## [Records provided]
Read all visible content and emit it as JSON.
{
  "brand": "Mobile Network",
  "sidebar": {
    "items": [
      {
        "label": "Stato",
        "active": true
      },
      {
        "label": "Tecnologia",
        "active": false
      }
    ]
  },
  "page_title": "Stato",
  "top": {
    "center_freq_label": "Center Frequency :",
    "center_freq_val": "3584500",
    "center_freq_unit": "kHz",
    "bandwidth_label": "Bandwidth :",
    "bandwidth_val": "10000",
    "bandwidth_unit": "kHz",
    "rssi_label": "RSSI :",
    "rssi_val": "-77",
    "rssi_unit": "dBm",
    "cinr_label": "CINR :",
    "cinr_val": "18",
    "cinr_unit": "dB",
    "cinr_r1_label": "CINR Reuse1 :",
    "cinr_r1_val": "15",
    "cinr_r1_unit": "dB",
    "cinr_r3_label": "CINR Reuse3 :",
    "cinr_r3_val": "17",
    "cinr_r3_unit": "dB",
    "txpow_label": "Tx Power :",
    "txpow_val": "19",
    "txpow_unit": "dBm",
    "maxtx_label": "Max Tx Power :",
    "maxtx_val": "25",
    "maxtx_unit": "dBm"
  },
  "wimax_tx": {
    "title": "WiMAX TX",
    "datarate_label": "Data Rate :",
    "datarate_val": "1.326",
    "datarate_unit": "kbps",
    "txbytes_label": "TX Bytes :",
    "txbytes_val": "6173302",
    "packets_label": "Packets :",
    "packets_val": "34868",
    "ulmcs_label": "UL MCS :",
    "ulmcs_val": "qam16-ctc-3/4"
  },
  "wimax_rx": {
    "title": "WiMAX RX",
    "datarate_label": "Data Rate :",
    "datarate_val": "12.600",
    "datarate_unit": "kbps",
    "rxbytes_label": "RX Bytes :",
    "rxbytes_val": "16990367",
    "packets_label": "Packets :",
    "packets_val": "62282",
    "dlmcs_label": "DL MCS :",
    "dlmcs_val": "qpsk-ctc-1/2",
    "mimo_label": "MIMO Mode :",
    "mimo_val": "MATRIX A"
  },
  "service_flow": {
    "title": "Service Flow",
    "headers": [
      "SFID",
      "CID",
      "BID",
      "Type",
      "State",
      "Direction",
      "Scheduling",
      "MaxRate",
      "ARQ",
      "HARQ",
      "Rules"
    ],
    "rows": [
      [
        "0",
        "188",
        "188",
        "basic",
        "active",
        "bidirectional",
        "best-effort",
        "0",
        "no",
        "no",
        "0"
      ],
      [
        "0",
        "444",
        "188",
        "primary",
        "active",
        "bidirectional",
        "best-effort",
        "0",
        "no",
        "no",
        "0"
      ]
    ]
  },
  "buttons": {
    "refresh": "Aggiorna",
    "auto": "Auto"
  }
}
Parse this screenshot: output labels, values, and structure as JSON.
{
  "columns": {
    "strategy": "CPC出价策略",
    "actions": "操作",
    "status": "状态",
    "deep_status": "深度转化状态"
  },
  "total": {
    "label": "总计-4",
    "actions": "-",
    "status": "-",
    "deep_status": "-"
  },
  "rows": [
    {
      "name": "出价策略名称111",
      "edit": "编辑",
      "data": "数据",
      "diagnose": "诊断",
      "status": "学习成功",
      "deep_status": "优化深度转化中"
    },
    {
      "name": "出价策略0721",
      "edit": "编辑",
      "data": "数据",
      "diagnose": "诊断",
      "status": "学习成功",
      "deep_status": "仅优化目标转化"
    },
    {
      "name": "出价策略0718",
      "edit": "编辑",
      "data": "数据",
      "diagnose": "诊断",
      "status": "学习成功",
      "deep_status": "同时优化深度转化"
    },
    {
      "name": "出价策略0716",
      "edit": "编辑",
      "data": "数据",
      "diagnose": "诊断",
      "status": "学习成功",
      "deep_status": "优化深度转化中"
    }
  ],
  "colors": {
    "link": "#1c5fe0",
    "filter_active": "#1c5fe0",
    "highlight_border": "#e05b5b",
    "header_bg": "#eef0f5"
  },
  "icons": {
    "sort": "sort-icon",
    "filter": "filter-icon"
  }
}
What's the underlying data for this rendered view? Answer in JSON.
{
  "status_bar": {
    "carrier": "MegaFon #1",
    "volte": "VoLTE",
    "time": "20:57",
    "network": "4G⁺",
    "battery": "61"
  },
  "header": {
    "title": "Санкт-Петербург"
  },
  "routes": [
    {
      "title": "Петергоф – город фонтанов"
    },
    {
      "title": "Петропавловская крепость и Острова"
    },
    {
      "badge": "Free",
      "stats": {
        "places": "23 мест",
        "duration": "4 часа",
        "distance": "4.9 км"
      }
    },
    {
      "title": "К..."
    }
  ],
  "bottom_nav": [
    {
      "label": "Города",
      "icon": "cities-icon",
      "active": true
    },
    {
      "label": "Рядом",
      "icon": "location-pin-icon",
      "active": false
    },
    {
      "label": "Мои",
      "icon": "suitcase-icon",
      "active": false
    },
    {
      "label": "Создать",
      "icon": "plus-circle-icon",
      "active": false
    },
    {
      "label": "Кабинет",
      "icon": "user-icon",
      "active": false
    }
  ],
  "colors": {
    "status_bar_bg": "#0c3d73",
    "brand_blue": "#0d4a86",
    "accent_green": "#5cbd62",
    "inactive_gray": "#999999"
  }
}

## [Exercise prompt]
Write out once more the lines above beginning at the line with "What's the underlying"; continue through the final line and stop there.

## [The solution]
What's the underlying data for this rendered view? Answer in JSON.
{
  "status_bar": {
    "carrier": "MegaFon #1",
    "volte": "VoLTE",
    "time": "20:57",
    "network": "4G⁺",
    "battery": "61"
  },
  "header": {
    "title": "Санкт-Петербург"
  },
  "routes": [
    {
      "title": "Петергоф – город фонтанов"
    },
    {
      "title": "Петропавловская крепость и Острова"
    },
    {
      "badge": "Free",
      "stats": {
        "places": "23 мест",
        "duration": "4 часа",
        "distance": "4.9 км"
      }
    },
    {
      "title": "К..."
    }
  ],
  "bottom_nav": [
    {
      "label": "Города",
      "icon": "cities-icon",
      "active": true
    },
    {
      "label": "Рядом",
      "icon": "location-pin-icon",
      "active": false
    },
    {
      "label": "Мои",
      "icon": "suitcase-icon",
      "active": false
    },
    {
      "label": "Создать",
      "icon": "plus-circle-icon",
      "active": false
    },
    {
      "label": "Кабинет",
      "icon": "user-icon",
      "active": false
    }
  ],
  "colors": {
    "status_bar_bg": "#0c3d73",
    "brand_blue": "#0d4a86",
    "accent_green": "#5cbd62",
    "inactive_gray": "#999999"
  }
}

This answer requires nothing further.